Dataset items:

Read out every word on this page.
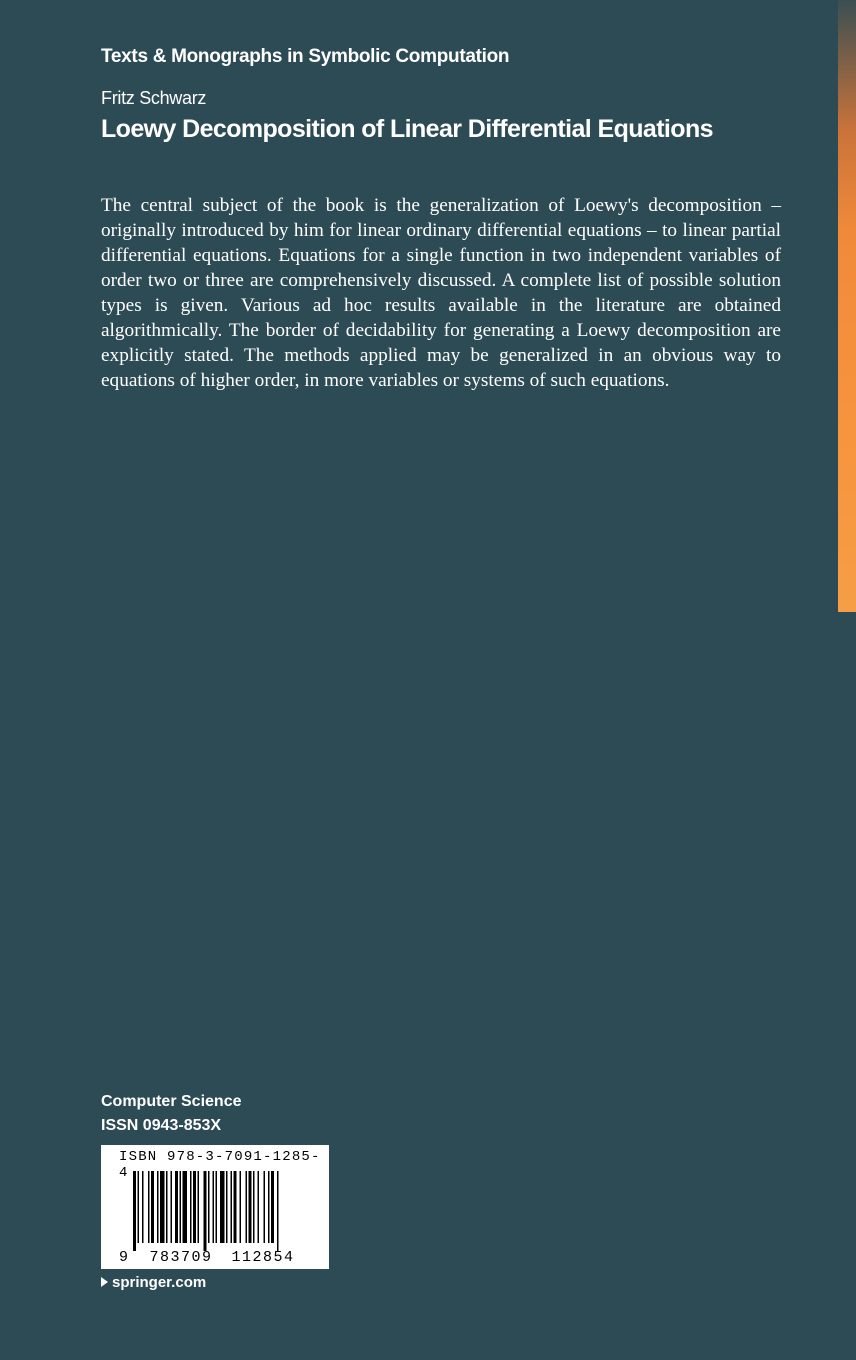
Texts & Monographs in Symbolic Computation

Fritz Schwarz

Loewy Decomposition of Linear Differential Equations

The central subject of the book is the generalization of Loewy's decomposition – originally introduced by him for linear ordinary differential equations – to linear partial differential equations. Equations for a single function in two independent variables of order two or three are comprehensively discussed. A complete list of possible solution types is given. Various ad hoc results available in the literature are obtained algorithmically. The border of decidability for generating a Loewy decomposition are explicitly stated. The methods applied may be generalized in an obvious way to equations of higher order, in more variables or systems of such equations.

Computer Science

ISSN 0943-853X

9 783709 112854

ISBN 978-3-7091-1285-4

springer.com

**Set problem**
Reproduce the listing word for word and omit its pictures.

**Task result**
Read out every word on this page.
Texts & Monographs in Symbolic Computation

Fritz Schwarz

Loewy Decomposition of Linear Differential Equations

The central subject of the book is the generalization of Loewy's decomposition – originally introduced by him for linear ordinary differential equations – to linear partial differential equations. Equations for a single function in two independent variables of order two or three are comprehensively discussed. A complete list of possible solution types is given. Various ad hoc results available in the literature are obtained algorithmically. The border of decidability for generating a Loewy decomposition are explicitly stated. The methods applied may be generalized in an obvious way to equations of higher order, in more variables or systems of such equations.

Computer Science

ISSN 0943-853X

9 783709 112854

ISBN 978-3-7091-1285-4

springer.com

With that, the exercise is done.